## Dataset entries
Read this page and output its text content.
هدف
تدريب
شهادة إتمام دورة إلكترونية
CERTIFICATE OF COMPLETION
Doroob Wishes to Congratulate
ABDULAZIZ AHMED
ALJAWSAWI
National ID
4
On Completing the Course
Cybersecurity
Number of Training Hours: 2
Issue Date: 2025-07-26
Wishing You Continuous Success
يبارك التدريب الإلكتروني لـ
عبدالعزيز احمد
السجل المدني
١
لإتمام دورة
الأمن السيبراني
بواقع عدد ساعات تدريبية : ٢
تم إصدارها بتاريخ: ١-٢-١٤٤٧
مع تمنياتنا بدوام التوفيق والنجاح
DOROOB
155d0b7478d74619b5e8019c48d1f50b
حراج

## Set problem
Would you reproduce the material above in full, exactly as given?

## Completed exercise
Read this page and output its text content.
هدف
تدريب
شهادة إتمام دورة إلكترونية
CERTIFICATE OF COMPLETION
Doroob Wishes to Congratulate
ABDULAZIZ AHMED
ALJAWSAWI
National ID
4
On Completing the Course
Cybersecurity
Number of Training Hours: 2
Issue Date: 2025-07-26
Wishing You Continuous Success
يبارك التدريب الإلكتروني لـ
عبدالعزيز احمد
السجل المدني
١
لإتمام دورة
الأمن السيبراني
بواقع عدد ساعات تدريبية : ٢
تم إصدارها بتاريخ: ١-٢-١٤٤٧
مع تمنياتنا بدوام التوفيق والنجاح
DOROOB
155d0b7478d74619b5e8019c48d1f50b
حراج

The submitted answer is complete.